## START

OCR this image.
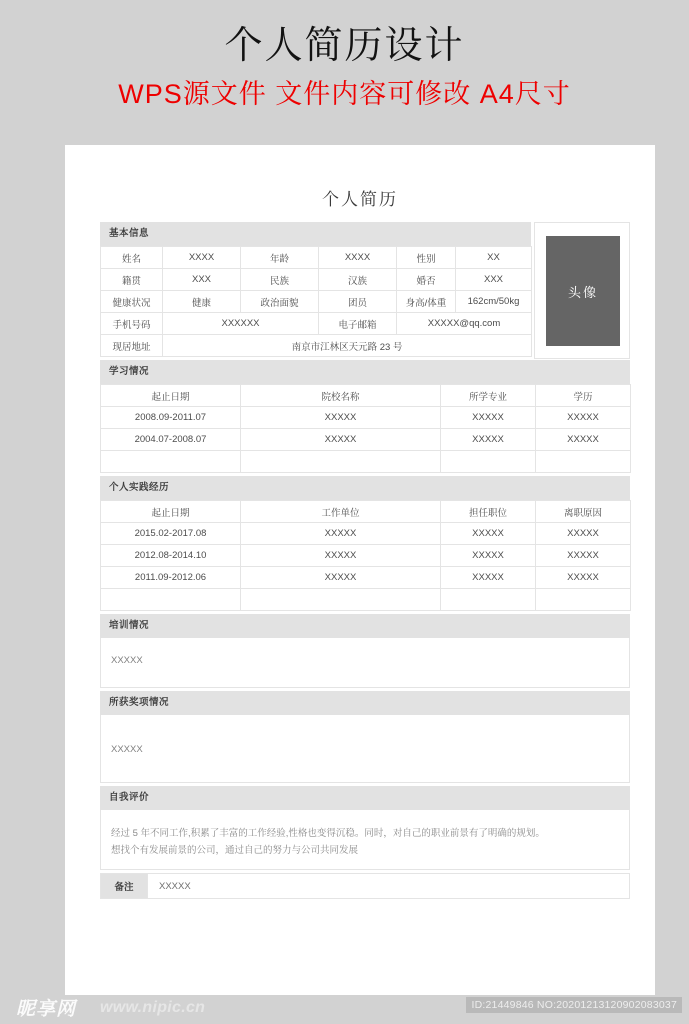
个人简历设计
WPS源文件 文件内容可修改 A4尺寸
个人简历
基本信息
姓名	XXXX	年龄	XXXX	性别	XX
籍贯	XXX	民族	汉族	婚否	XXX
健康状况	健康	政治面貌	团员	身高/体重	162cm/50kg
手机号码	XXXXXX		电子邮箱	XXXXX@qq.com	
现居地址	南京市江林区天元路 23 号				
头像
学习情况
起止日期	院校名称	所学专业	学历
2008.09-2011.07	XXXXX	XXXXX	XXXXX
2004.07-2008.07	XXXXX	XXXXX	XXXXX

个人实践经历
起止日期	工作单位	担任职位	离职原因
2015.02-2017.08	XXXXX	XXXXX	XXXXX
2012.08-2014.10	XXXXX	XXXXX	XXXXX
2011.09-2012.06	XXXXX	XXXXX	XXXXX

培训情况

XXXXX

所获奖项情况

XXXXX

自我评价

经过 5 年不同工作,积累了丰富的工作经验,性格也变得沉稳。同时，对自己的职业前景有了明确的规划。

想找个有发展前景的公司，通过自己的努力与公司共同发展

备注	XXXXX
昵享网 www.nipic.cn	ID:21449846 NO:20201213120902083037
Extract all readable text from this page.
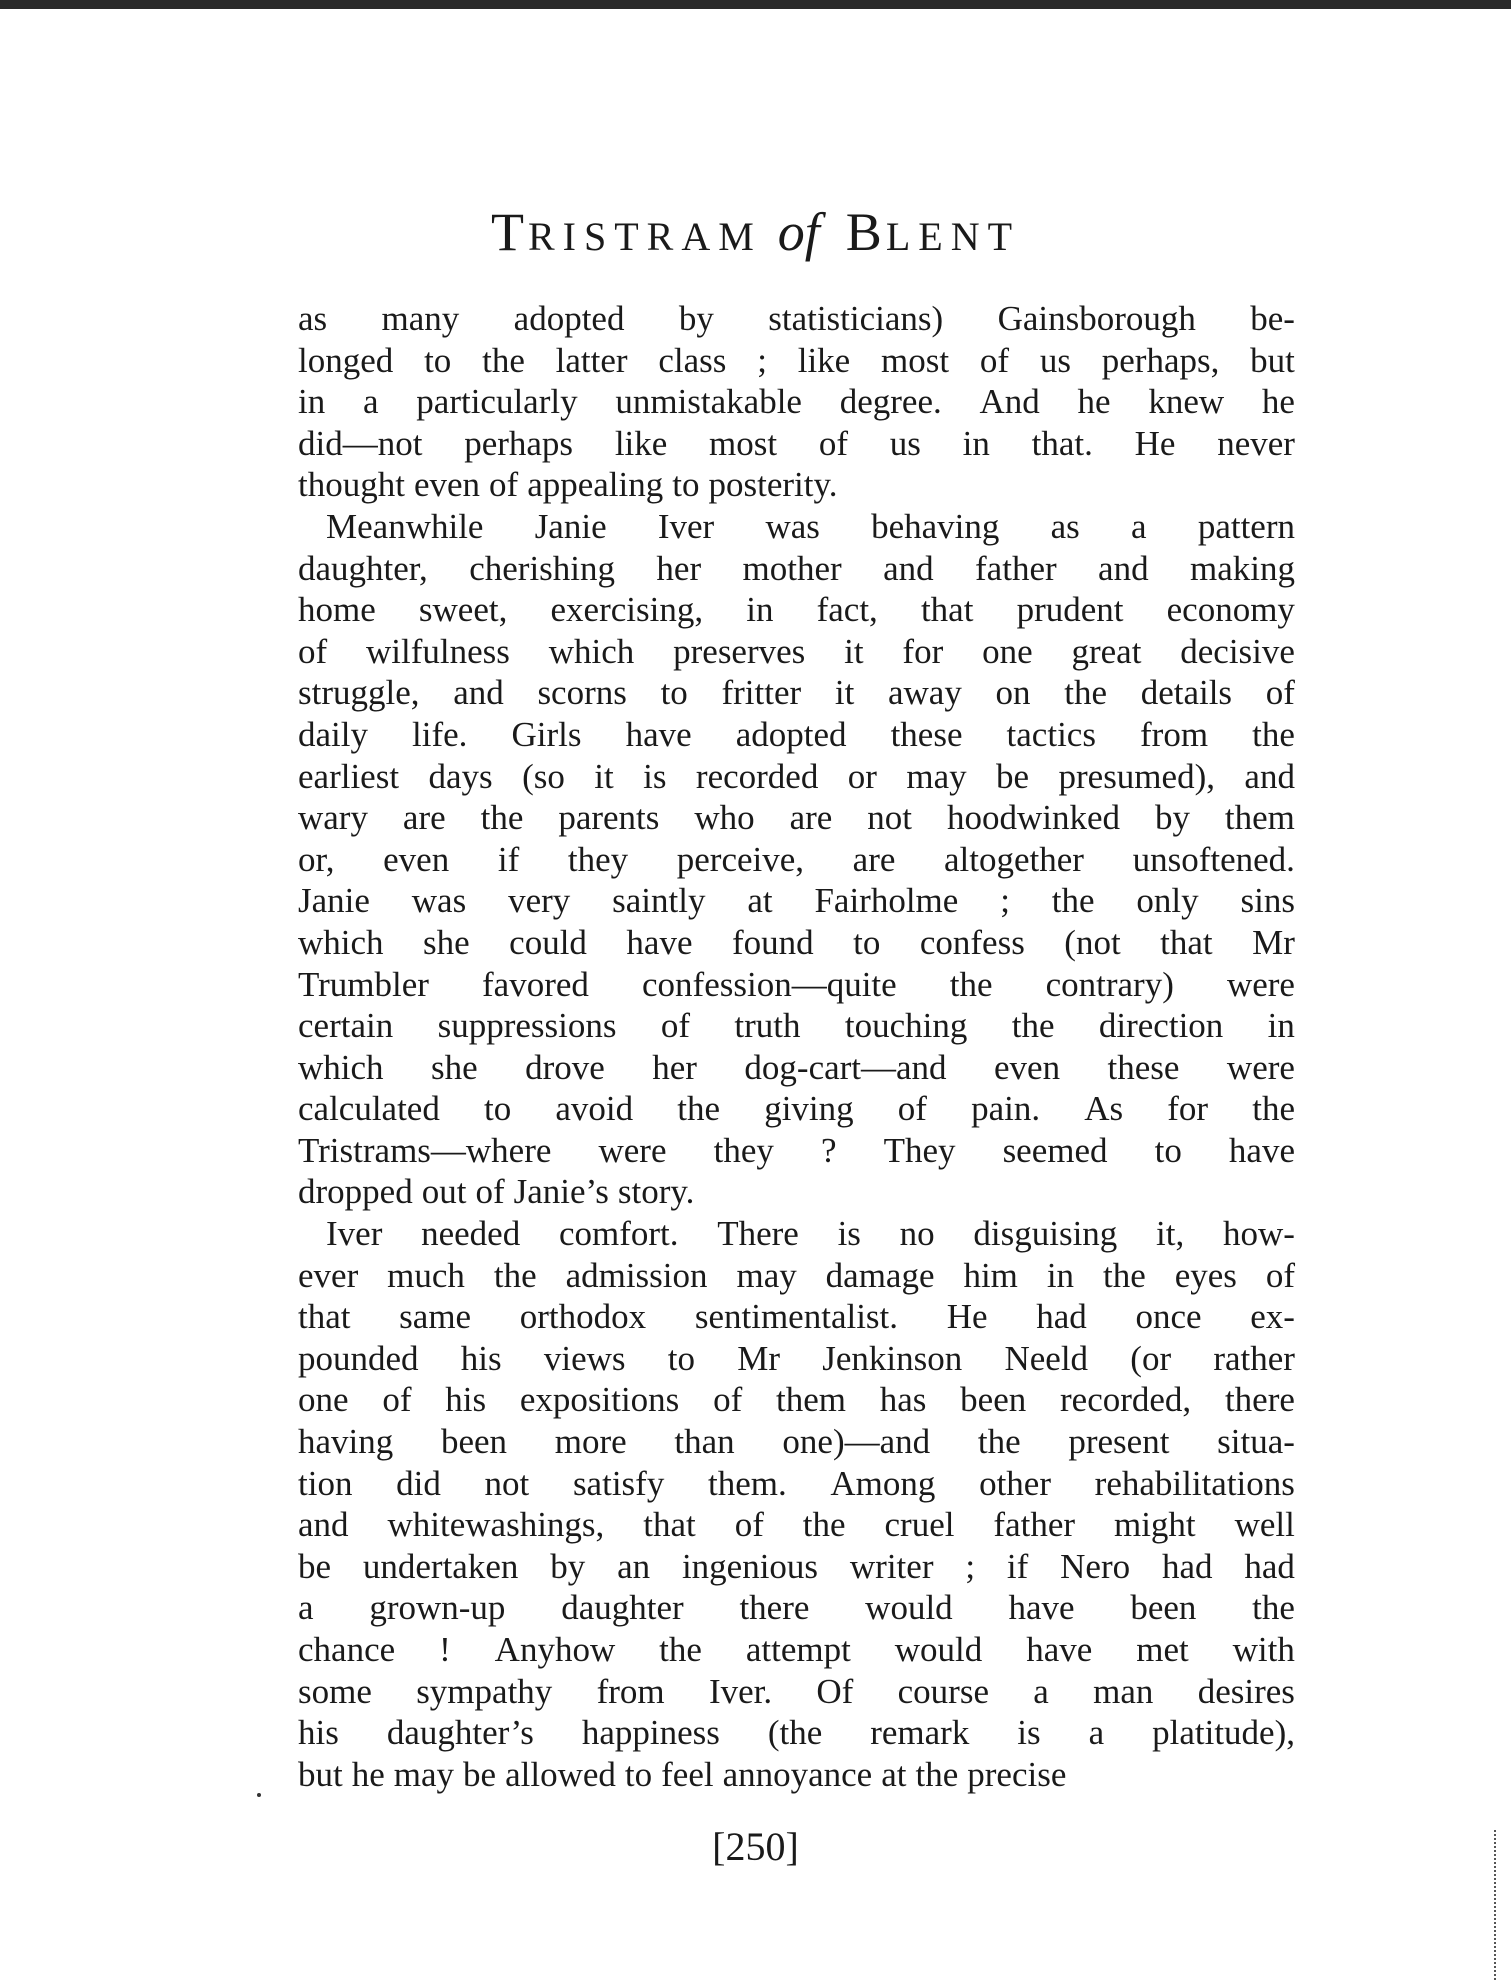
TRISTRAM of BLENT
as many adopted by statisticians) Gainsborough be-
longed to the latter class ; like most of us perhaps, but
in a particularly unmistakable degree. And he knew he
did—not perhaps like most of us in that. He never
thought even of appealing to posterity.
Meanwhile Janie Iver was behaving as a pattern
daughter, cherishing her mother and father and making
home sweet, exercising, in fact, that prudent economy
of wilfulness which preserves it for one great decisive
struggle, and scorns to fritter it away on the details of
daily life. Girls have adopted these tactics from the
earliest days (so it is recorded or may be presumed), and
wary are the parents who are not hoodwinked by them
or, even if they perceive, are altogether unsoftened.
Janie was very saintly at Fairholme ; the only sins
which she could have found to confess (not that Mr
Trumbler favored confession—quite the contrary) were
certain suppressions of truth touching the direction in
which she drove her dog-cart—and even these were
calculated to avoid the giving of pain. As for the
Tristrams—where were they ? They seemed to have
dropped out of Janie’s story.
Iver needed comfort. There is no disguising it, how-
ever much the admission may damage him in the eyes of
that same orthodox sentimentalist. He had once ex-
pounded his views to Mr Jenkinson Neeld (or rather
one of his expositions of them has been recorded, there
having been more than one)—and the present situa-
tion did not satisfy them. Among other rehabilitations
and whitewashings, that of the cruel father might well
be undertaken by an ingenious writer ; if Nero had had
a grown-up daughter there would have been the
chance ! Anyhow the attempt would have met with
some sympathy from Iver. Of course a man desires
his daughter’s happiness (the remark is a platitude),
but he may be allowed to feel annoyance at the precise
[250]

## END

Show every line of the listing in which the string "most" can be found.

longed to the latter class ; like most of us perhaps, but
did—not perhaps like most of us in that. He never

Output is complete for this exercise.